• **WRITTEN PROBLEM**:
Word for word, restate every line of the material.
+++ DATA ENTRIES +++
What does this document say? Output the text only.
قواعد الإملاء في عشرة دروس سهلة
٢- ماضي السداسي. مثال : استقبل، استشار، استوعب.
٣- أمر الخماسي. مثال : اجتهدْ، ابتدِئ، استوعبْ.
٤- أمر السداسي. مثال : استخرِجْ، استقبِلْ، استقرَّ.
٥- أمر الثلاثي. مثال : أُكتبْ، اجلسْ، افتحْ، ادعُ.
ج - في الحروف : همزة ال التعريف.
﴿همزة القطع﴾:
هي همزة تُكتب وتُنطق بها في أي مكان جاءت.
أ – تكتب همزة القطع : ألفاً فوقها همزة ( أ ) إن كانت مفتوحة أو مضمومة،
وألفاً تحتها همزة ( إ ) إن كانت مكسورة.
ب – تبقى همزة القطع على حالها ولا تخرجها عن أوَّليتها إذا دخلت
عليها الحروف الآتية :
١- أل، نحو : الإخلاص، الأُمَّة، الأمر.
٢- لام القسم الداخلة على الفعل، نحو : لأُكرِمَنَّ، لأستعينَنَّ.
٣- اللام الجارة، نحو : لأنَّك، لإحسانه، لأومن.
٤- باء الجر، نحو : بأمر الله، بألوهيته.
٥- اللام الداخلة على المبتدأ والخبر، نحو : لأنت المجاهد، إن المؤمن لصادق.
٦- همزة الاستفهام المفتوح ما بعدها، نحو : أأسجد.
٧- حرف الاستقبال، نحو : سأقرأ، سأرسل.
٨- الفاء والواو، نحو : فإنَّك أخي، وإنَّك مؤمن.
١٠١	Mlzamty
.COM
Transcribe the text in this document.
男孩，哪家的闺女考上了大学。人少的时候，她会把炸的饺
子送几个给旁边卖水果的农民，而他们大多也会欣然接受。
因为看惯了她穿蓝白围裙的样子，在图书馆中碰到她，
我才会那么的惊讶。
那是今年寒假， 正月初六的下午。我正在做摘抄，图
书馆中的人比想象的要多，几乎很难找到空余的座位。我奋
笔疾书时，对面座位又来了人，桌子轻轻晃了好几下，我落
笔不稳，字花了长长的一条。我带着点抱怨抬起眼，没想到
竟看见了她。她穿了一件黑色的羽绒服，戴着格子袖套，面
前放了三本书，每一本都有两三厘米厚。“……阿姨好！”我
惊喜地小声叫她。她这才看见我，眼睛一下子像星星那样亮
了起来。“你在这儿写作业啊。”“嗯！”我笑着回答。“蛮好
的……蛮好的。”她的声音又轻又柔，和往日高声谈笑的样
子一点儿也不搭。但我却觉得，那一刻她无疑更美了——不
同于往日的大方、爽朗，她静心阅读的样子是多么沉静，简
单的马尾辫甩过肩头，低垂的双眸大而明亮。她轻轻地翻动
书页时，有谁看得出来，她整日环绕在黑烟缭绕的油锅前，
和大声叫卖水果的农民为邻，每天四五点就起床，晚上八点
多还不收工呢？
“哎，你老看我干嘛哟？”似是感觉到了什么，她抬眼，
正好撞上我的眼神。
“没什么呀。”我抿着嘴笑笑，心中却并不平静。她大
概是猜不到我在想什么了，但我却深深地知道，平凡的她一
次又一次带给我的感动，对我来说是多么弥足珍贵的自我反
+++
• **ANSWER**:
What does this document say? Output the text only.
قواعد الإملاء في عشرة دروس سهلة
٢- ماضي السداسي. مثال : استقبل، استشار، استوعب.
٣- أمر الخماسي. مثال : اجتهدْ، ابتدِئ، استوعبْ.
٤- أمر السداسي. مثال : استخرِجْ، استقبِلْ، استقرَّ.
٥- أمر الثلاثي. مثال : أُكتبْ، اجلسْ، افتحْ، ادعُ.
ج - في الحروف : همزة ال التعريف.
﴿همزة القطع﴾:
هي همزة تُكتب وتُنطق بها في أي مكان جاءت.
أ – تكتب همزة القطع : ألفاً فوقها همزة ( أ ) إن كانت مفتوحة أو مضمومة،
وألفاً تحتها همزة ( إ ) إن كانت مكسورة.
ب – تبقى همزة القطع على حالها ولا تخرجها عن أوَّليتها إذا دخلت
عليها الحروف الآتية :
١- أل، نحو : الإخلاص، الأُمَّة، الأمر.
٢- لام القسم الداخلة على الفعل، نحو : لأُكرِمَنَّ، لأستعينَنَّ.
٣- اللام الجارة، نحو : لأنَّك، لإحسانه، لأومن.
٤- باء الجر، نحو : بأمر الله، بألوهيته.
٥- اللام الداخلة على المبتدأ والخبر، نحو : لأنت المجاهد، إن المؤمن لصادق.
٦- همزة الاستفهام المفتوح ما بعدها، نحو : أأسجد.
٧- حرف الاستقبال، نحو : سأقرأ، سأرسل.
٨- الفاء والواو، نحو : فإنَّك أخي، وإنَّك مؤمن.
١٠١	Mlzamty
.COM
Transcribe the text in this document.
男孩，哪家的闺女考上了大学。人少的时候，她会把炸的饺
子送几个给旁边卖水果的农民，而他们大多也会欣然接受。
因为看惯了她穿蓝白围裙的样子，在图书馆中碰到她，
我才会那么的惊讶。
那是今年寒假， 正月初六的下午。我正在做摘抄，图
书馆中的人比想象的要多，几乎很难找到空余的座位。我奋
笔疾书时，对面座位又来了人，桌子轻轻晃了好几下，我落
笔不稳，字花了长长的一条。我带着点抱怨抬起眼，没想到
竟看见了她。她穿了一件黑色的羽绒服，戴着格子袖套，面
前放了三本书，每一本都有两三厘米厚。“……阿姨好！”我
惊喜地小声叫她。她这才看见我，眼睛一下子像星星那样亮
了起来。“你在这儿写作业啊。”“嗯！”我笑着回答。“蛮好
的……蛮好的。”她的声音又轻又柔，和往日高声谈笑的样
子一点儿也不搭。但我却觉得，那一刻她无疑更美了——不
同于往日的大方、爽朗，她静心阅读的样子是多么沉静，简
单的马尾辫甩过肩头，低垂的双眸大而明亮。她轻轻地翻动
书页时，有谁看得出来，她整日环绕在黑烟缭绕的油锅前，
和大声叫卖水果的农民为邻，每天四五点就起床，晚上八点
多还不收工呢？
“哎，你老看我干嘛哟？”似是感觉到了什么，她抬眼，
正好撞上我的眼神。
“没什么呀。”我抿着嘴笑笑，心中却并不平静。她大
概是猜不到我在想什么了，但我却深深地知道，平凡的她一
次又一次带给我的感动，对我来说是多么弥足珍贵的自我反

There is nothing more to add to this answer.